PROVIDED RECORDS >>
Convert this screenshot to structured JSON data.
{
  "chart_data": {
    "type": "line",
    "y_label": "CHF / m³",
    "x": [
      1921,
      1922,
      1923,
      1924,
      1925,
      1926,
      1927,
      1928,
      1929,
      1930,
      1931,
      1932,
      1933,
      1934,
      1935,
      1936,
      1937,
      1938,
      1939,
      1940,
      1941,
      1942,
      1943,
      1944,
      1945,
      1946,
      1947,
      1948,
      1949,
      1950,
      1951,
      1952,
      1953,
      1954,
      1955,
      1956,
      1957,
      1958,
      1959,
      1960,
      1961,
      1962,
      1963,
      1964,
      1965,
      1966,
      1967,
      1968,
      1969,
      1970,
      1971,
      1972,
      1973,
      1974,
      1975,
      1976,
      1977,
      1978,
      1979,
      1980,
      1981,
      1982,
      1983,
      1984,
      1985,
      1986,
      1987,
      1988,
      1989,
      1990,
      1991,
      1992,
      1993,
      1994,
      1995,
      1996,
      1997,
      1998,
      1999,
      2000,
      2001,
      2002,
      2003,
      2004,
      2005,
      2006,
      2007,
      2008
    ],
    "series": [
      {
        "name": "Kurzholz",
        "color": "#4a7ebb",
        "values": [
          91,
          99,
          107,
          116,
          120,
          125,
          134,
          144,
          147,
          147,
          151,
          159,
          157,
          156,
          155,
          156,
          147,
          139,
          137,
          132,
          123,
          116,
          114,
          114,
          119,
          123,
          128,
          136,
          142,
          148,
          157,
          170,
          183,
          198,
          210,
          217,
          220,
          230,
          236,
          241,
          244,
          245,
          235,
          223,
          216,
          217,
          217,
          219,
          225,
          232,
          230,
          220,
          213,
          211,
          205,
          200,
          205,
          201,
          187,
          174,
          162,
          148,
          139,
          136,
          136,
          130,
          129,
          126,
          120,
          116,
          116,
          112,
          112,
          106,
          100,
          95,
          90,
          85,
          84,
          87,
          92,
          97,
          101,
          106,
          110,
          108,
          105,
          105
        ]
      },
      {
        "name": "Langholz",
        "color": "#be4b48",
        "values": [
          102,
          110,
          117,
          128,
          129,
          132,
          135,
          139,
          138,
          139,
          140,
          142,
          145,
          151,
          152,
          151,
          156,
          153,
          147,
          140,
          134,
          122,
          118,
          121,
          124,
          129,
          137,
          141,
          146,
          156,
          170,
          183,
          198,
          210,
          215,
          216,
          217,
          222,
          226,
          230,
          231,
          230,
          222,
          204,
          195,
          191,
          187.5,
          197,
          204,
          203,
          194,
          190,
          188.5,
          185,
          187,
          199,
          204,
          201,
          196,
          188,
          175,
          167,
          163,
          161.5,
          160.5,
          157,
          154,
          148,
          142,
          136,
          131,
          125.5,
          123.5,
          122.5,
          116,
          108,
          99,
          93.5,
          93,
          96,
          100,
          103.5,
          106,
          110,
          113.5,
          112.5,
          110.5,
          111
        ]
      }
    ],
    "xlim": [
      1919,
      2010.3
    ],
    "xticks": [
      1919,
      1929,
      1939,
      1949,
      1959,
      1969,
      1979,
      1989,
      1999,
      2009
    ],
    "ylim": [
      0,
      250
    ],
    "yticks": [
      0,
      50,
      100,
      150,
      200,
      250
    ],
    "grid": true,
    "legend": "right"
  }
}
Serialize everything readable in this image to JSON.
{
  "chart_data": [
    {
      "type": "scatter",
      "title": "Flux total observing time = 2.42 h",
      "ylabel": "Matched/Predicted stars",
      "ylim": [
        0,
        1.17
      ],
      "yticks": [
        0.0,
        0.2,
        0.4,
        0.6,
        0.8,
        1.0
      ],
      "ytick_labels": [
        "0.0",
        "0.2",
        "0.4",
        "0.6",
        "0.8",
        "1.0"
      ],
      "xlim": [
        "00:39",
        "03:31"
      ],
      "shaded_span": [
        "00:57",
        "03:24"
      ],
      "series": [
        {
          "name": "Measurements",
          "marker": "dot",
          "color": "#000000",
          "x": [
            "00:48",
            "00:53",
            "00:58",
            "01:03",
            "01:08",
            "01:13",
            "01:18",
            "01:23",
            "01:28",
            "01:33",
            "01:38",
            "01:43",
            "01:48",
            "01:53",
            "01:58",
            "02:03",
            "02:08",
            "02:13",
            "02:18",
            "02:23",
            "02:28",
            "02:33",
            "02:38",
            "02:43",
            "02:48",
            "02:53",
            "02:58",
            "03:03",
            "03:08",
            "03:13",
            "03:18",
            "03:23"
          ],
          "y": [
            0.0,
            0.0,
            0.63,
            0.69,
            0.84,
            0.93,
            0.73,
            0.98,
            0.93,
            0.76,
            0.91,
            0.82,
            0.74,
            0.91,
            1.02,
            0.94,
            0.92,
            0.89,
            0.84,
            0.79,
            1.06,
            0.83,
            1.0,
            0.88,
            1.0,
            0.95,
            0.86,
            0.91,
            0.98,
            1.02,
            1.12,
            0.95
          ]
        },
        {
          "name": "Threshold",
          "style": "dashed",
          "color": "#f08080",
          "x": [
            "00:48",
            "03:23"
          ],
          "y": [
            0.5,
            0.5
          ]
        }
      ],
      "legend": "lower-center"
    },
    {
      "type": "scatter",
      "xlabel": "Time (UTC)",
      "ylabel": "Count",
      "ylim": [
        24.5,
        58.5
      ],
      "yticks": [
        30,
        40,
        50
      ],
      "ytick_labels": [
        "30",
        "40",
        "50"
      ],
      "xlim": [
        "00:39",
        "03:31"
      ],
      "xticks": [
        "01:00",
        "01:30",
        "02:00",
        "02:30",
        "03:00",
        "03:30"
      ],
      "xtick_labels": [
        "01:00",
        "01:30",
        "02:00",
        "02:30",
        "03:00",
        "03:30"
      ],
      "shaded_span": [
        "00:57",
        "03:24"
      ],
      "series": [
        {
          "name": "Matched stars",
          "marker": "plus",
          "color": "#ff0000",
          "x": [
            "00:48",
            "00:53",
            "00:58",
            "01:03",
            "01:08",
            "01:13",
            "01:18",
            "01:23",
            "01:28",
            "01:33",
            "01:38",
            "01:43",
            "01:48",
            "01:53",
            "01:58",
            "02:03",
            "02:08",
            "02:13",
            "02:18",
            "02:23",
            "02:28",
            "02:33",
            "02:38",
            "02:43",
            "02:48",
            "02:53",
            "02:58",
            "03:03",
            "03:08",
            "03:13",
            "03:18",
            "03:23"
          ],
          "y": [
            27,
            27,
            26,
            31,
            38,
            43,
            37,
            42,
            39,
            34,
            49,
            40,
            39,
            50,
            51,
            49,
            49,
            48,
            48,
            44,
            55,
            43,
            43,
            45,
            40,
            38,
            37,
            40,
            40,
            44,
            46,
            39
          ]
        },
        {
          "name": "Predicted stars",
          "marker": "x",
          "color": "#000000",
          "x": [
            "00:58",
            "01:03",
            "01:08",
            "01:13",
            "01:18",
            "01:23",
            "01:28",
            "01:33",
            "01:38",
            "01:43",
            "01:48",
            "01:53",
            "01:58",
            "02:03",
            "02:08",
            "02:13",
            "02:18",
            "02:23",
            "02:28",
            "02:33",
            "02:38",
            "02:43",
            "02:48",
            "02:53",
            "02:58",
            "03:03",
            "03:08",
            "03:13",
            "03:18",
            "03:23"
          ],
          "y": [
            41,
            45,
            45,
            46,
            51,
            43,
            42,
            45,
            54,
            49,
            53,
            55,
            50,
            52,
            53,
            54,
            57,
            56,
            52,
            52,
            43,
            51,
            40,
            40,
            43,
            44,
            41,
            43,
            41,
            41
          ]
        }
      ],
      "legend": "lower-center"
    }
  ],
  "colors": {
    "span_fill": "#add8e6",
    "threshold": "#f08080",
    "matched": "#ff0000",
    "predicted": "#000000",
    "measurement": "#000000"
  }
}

PROBLEM TO WORK ON >> Determine the number of lines in the records that include the string "JSON", and respond with that number only.

EXPECTED OUTPUT >> 2